EXTRACTED MATERIAL —

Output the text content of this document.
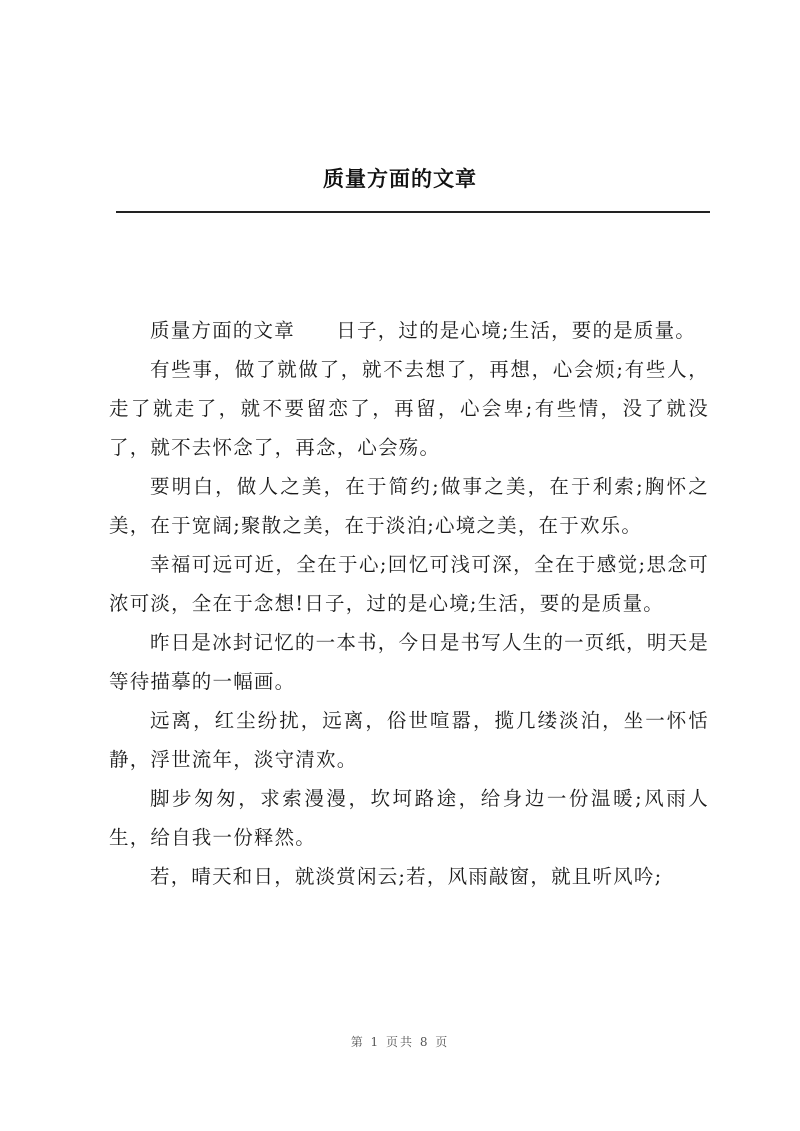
质量方面的文章

质量方面的文章　　日子，过的是心境;生活，要的是质量。

有些事，做了就做了，就不去想了，再想，心会烦;有些人，走了就走了，就不要留恋了，再留，心会卑;有些情，没了就没了，就不去怀念了，再念，心会殇。

要明白，做人之美，在于简约;做事之美，在于利索;胸怀之美，在于宽阔;聚散之美，在于淡泊;心境之美，在于欢乐。

幸福可远可近，全在于心;回忆可浅可深，全在于感觉;思念可浓可淡，全在于念想!日子，过的是心境;生活，要的是质量。

昨日是冰封记忆的一本书，今日是书写人生的一页纸，明天是等待描摹的一幅画。

远离，红尘纷扰，远离，俗世喧嚣，揽几缕淡泊，坐一怀恬静，浮世流年，淡守清欢。

脚步匆匆，求索漫漫，坎坷路途，给身边一份温暖;风雨人生，给自我一份释然。

若，晴天和日，就淡赏闲云;若，风雨敲窗，就且听风吟;

第 1 页共 8 页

PROBLEM STATEMENT — Transcribe every record above exactly as written, leaving out any pictures.

EXPECTED ANSWER —
Output the text content of this document.
质量方面的文章

质量方面的文章　　日子，过的是心境;生活，要的是质量。

有些事，做了就做了，就不去想了，再想，心会烦;有些人，走了就走了，就不要留恋了，再留，心会卑;有些情，没了就没了，就不去怀念了，再念，心会殇。

要明白，做人之美，在于简约;做事之美，在于利索;胸怀之美，在于宽阔;聚散之美，在于淡泊;心境之美，在于欢乐。

幸福可远可近，全在于心;回忆可浅可深，全在于感觉;思念可浓可淡，全在于念想!日子，过的是心境;生活，要的是质量。

昨日是冰封记忆的一本书，今日是书写人生的一页纸，明天是等待描摹的一幅画。

远离，红尘纷扰，远离，俗世喧嚣，揽几缕淡泊，坐一怀恬静，浮世流年，淡守清欢。

脚步匆匆，求索漫漫，坎坷路途，给身边一份温暖;风雨人生，给自我一份释然。

若，晴天和日，就淡赏闲云;若，风雨敲窗，就且听风吟;

第 1 页共 8 页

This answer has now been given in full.